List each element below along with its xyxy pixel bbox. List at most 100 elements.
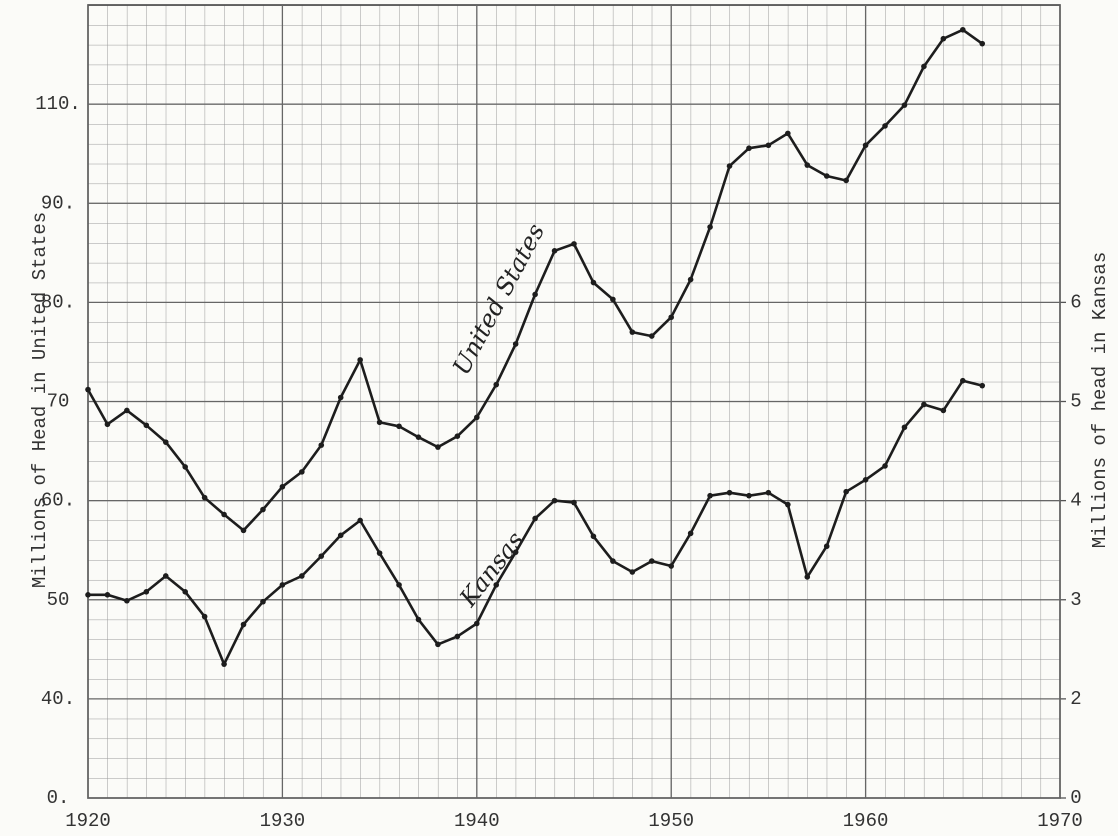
data-point	[532, 515, 538, 522]
data-point	[551, 497, 558, 504]
data-point	[85, 386, 91, 393]
data-point	[201, 613, 208, 620]
data-point	[104, 421, 111, 428]
data-point	[940, 35, 947, 42]
y2-tick-label: 0	[1070, 787, 1081, 809]
y-tick-label: 60.	[41, 490, 75, 512]
data-point	[357, 357, 363, 363]
data-point	[707, 492, 713, 499]
data-point	[396, 582, 402, 588]
data-point	[240, 621, 247, 628]
data-point	[415, 616, 422, 623]
x-tick-label: 1920	[65, 810, 111, 832]
y2-tick-label: 2	[1070, 688, 1081, 710]
x-tick-label: 1940	[454, 810, 500, 832]
data-point	[765, 489, 772, 496]
data-point	[610, 558, 616, 564]
data-point	[182, 589, 188, 595]
data-point	[668, 314, 674, 321]
data-point	[979, 40, 986, 47]
data-point	[376, 550, 383, 556]
data-point	[960, 377, 966, 384]
data-point	[862, 477, 869, 483]
data-point	[260, 598, 266, 605]
data-point	[162, 573, 169, 579]
data-point	[435, 641, 441, 648]
data-point	[318, 442, 325, 448]
data-point	[415, 434, 422, 440]
y-tick-label: 0.	[47, 787, 70, 809]
data-point	[648, 333, 655, 339]
data-point	[493, 582, 500, 588]
y-axis-label: Millions of Head in United States	[29, 212, 51, 588]
data-point	[571, 499, 577, 506]
y-tick-label: 80.	[41, 291, 75, 313]
x-tick-label: 1950	[648, 810, 694, 832]
data-point	[668, 563, 674, 569]
data-point	[376, 419, 383, 426]
data-point	[687, 276, 694, 283]
data-point	[143, 422, 150, 429]
data-point	[512, 549, 519, 555]
x-tick-label: 1970	[1037, 810, 1083, 832]
data-point	[104, 591, 111, 598]
data-point	[843, 488, 849, 495]
y2-tick-label: 5	[1070, 391, 1081, 413]
data-point	[85, 591, 91, 598]
data-point	[765, 142, 772, 149]
data-point	[901, 102, 908, 108]
data-point	[260, 506, 266, 513]
data-point	[474, 620, 480, 627]
data-point	[862, 142, 869, 149]
data-point	[318, 553, 325, 559]
y2-axis-label: Millions of head in Kansas	[1089, 252, 1111, 548]
data-point	[201, 494, 208, 501]
y-tick-label: 50	[47, 589, 70, 611]
data-point	[474, 414, 480, 421]
data-point	[454, 633, 461, 640]
y-tick-label: 110.	[35, 93, 81, 115]
data-point	[610, 296, 616, 303]
data-point	[337, 532, 344, 539]
data-point	[337, 394, 344, 401]
data-point	[882, 123, 888, 129]
data-point	[299, 573, 305, 579]
data-point	[785, 130, 791, 137]
x-tick-label: 1930	[260, 810, 306, 832]
data-point	[162, 439, 169, 445]
data-point	[454, 433, 461, 439]
y-tick-label: 90.	[41, 192, 75, 214]
data-point	[960, 26, 966, 33]
data-point	[629, 569, 636, 575]
y2-tick-label: 6	[1070, 291, 1081, 313]
data-point	[804, 162, 811, 168]
y2-tick-label: 3	[1070, 589, 1081, 611]
data-point	[648, 558, 655, 564]
data-point	[590, 533, 597, 540]
data-point	[746, 145, 752, 152]
data-point	[746, 492, 752, 499]
data-point	[843, 177, 849, 184]
data-point	[221, 511, 227, 518]
data-point	[532, 291, 538, 298]
data-point	[124, 597, 130, 604]
data-point	[240, 527, 247, 534]
data-point	[940, 407, 947, 414]
data-point	[726, 489, 733, 496]
data-point	[707, 224, 713, 230]
data-point	[687, 530, 694, 537]
data-point	[493, 381, 500, 388]
data-point	[901, 424, 908, 431]
x-tick-label: 1960	[843, 810, 889, 832]
data-point	[279, 483, 286, 490]
data-point	[823, 543, 830, 550]
data-point	[804, 574, 811, 580]
data-point	[571, 241, 577, 247]
data-point	[882, 463, 888, 469]
data-point	[590, 279, 597, 286]
data-point	[221, 661, 227, 667]
data-point	[823, 173, 830, 179]
y2-tick-label: 4	[1070, 490, 1081, 512]
data-point	[551, 248, 558, 254]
• • • • • • •
AIM: Copy the lines of the data above word for word, starting at the one that contains "515, 538, 522]" and ending at the one that contains "142, 869, 149]", both included.

RESPONSE TO THIS TASK:
data-point	[532, 515, 538, 522]
data-point	[551, 497, 558, 504]
data-point	[85, 386, 91, 393]
data-point	[201, 613, 208, 620]
data-point	[104, 421, 111, 428]
data-point	[940, 35, 947, 42]
y2-tick-label: 0	[1070, 787, 1081, 809]
y-tick-label: 60.	[41, 490, 75, 512]
data-point	[357, 357, 363, 363]
data-point	[707, 492, 713, 499]
data-point	[396, 582, 402, 588]
data-point	[240, 621, 247, 628]
data-point	[415, 616, 422, 623]
x-tick-label: 1920	[65, 810, 111, 832]
y2-tick-label: 2	[1070, 688, 1081, 710]
x-tick-label: 1940	[454, 810, 500, 832]
data-point	[765, 489, 772, 496]
data-point	[610, 558, 616, 564]
data-point	[182, 589, 188, 595]
data-point	[668, 314, 674, 321]
data-point	[979, 40, 986, 47]
data-point	[376, 550, 383, 556]
data-point	[960, 377, 966, 384]
data-point	[862, 477, 869, 483]
data-point	[260, 598, 266, 605]
data-point	[162, 573, 169, 579]
data-point	[435, 641, 441, 648]
data-point	[318, 442, 325, 448]
data-point	[415, 434, 422, 440]
y-tick-label: 0.	[47, 787, 70, 809]
data-point	[648, 333, 655, 339]
data-point	[493, 582, 500, 588]
y-axis-label: Millions of Head in United States	[29, 212, 51, 588]
data-point	[571, 499, 577, 506]
y-tick-label: 80.	[41, 291, 75, 313]
x-tick-label: 1950	[648, 810, 694, 832]
data-point	[668, 563, 674, 569]
data-point	[376, 419, 383, 426]
data-point	[687, 276, 694, 283]
data-point	[143, 422, 150, 429]
data-point	[512, 549, 519, 555]
x-tick-label: 1970	[1037, 810, 1083, 832]
data-point	[104, 591, 111, 598]
data-point	[843, 488, 849, 495]
y2-tick-label: 5	[1070, 391, 1081, 413]
data-point	[85, 591, 91, 598]
data-point	[765, 142, 772, 149]
data-point	[901, 102, 908, 108]
data-point	[260, 506, 266, 513]
data-point	[474, 620, 480, 627]
data-point	[862, 142, 869, 149]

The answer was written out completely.